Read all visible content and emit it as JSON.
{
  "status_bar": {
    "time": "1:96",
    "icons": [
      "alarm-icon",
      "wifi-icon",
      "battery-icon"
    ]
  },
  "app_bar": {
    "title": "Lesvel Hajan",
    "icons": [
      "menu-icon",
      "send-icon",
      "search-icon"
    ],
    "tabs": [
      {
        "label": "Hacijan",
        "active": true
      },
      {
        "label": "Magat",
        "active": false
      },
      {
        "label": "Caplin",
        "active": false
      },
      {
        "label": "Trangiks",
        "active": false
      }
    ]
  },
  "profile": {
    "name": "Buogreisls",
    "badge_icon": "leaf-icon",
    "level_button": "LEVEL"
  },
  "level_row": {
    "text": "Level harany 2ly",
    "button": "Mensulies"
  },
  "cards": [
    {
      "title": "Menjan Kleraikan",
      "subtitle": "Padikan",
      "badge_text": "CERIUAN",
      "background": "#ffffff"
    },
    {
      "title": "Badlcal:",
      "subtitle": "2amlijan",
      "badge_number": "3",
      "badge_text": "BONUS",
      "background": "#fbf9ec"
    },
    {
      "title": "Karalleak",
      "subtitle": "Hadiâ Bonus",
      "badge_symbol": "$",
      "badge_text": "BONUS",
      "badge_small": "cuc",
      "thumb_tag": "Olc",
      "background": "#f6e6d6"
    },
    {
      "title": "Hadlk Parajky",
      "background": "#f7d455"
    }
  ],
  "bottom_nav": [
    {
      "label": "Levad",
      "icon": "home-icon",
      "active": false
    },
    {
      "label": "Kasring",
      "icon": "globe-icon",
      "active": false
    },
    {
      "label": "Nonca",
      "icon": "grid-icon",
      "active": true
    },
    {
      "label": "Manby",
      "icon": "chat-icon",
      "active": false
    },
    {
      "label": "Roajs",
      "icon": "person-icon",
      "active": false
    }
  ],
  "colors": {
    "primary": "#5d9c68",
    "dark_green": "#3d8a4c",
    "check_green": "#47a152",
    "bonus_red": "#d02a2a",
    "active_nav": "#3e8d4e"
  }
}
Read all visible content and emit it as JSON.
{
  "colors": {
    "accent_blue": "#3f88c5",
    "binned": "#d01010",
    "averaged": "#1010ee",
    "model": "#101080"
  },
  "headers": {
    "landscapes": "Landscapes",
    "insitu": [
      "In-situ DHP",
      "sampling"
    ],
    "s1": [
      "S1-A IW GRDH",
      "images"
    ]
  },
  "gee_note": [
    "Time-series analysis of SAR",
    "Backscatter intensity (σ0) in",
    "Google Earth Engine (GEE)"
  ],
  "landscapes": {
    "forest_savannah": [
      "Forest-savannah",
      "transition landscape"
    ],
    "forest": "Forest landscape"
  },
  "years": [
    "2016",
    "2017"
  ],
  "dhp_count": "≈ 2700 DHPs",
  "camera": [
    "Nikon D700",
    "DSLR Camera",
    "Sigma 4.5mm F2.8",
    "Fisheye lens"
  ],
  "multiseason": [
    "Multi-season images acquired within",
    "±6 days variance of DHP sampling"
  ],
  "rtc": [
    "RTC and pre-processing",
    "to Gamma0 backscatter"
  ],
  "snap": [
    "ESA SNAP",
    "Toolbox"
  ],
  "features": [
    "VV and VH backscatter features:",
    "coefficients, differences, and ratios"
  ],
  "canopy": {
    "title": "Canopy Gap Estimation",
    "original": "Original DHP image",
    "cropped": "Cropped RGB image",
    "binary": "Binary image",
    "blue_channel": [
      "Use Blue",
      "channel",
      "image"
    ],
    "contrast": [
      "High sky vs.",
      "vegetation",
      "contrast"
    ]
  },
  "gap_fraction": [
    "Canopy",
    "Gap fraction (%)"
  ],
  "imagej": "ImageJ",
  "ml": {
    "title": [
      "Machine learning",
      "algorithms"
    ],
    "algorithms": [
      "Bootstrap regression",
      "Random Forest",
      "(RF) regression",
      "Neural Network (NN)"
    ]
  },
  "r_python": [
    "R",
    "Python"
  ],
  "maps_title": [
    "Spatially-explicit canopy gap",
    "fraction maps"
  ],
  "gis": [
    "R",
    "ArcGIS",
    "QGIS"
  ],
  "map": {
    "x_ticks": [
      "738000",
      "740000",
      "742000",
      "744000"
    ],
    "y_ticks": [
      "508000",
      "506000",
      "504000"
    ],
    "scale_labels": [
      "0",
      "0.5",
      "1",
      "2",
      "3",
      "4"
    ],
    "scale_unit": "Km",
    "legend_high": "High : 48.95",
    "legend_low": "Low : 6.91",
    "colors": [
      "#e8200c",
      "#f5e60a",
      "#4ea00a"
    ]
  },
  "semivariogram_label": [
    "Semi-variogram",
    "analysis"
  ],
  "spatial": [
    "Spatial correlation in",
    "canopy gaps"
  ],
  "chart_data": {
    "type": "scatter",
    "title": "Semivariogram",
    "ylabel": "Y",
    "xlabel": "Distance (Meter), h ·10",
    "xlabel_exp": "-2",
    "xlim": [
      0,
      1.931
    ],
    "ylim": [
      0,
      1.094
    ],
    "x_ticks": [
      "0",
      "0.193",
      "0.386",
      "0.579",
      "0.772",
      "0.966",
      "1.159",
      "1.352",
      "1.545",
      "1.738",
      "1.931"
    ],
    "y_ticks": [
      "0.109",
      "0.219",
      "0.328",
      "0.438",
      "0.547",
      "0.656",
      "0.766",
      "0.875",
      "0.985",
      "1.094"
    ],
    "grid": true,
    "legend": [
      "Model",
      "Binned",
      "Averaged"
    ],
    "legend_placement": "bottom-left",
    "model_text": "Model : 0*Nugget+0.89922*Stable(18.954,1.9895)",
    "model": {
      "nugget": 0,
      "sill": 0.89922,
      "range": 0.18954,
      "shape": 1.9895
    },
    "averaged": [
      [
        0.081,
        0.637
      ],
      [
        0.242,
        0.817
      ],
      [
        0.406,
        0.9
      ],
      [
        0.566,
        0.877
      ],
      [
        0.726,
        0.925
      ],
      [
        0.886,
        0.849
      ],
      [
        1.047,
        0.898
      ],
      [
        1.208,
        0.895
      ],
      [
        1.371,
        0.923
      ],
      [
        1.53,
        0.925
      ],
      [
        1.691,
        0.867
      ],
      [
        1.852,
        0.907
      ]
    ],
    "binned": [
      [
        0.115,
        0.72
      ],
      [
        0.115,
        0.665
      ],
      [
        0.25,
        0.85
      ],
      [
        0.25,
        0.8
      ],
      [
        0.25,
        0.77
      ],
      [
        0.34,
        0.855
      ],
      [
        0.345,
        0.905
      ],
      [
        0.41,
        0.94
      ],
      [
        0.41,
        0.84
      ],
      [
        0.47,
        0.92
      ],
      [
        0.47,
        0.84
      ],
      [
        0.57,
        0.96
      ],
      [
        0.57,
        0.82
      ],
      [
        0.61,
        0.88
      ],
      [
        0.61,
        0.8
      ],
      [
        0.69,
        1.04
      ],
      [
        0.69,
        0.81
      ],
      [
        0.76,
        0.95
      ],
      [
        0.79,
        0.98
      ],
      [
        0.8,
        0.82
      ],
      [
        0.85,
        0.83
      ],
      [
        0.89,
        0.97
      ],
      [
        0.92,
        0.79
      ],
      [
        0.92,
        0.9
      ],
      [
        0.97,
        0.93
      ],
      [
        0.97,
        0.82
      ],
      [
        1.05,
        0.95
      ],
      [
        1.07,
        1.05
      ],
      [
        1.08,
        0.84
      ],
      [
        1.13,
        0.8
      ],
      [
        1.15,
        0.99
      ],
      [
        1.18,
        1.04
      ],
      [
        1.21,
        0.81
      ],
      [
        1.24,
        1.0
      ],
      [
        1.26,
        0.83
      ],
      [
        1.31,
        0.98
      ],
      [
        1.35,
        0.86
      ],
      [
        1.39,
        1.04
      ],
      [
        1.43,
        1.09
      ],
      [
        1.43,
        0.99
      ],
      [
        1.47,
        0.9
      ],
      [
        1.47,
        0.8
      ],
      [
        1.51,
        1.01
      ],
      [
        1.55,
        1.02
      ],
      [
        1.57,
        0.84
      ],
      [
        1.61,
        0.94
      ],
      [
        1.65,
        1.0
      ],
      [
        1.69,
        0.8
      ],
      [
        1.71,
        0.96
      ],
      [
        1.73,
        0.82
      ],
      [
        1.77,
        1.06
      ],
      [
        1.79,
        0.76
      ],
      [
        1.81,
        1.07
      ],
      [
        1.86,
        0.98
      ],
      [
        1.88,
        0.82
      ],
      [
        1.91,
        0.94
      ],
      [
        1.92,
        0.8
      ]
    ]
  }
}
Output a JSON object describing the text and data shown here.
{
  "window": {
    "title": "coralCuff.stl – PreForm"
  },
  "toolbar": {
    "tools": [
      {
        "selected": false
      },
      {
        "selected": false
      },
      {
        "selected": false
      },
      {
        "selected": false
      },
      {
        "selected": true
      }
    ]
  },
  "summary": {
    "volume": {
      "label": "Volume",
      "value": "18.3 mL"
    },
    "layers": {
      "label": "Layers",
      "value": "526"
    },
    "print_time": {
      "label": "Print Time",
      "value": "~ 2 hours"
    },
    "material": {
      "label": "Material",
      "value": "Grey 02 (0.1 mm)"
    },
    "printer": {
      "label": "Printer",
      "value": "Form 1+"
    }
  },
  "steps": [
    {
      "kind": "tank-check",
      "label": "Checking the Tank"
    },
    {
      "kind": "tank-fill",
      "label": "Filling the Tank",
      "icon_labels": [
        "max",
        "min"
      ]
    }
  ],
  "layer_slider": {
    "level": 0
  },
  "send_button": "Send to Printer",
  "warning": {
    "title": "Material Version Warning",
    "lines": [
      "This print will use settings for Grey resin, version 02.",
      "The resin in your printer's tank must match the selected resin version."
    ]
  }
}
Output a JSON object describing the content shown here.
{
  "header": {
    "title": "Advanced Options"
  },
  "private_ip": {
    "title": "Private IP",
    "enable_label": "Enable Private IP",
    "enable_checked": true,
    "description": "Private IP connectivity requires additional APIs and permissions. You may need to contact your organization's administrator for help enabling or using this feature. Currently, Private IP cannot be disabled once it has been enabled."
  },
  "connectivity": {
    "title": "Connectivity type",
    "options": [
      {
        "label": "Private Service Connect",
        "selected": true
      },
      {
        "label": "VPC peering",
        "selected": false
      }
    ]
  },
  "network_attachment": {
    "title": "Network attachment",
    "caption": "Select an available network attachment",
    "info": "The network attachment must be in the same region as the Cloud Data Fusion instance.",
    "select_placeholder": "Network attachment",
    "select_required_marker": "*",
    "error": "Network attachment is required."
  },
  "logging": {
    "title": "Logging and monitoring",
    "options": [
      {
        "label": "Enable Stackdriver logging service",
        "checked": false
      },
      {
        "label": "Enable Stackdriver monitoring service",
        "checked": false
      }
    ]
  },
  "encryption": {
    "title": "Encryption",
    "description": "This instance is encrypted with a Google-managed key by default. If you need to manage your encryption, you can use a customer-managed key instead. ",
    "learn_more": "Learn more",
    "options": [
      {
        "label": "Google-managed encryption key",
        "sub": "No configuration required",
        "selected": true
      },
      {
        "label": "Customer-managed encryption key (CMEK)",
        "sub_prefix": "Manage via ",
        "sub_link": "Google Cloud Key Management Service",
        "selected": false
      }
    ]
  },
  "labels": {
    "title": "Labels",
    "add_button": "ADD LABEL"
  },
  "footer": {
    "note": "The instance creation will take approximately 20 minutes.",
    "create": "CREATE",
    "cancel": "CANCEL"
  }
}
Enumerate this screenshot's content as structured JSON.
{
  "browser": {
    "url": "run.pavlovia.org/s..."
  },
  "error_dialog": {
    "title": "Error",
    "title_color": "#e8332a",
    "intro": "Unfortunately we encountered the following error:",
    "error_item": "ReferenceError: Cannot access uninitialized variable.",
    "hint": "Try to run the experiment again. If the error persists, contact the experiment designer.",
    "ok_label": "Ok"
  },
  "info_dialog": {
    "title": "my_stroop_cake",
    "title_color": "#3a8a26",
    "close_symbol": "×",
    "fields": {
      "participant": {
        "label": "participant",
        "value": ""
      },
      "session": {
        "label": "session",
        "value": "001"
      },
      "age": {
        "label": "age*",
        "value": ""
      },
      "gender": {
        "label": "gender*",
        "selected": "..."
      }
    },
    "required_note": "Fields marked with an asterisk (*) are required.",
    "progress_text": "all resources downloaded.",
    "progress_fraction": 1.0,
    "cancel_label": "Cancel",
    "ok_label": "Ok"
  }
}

* * * * * * *

### What the task requires:
Copy each line of the data above that holds "value".

### Full answer:
      "value": "18.3 mL"
      "value": "526"
      "value": "~ 2 hours"
      "value": "Grey 02 (0.1 mm)"
      "value": "Form 1+"
        "value": ""
        "value": "001"
        "value": ""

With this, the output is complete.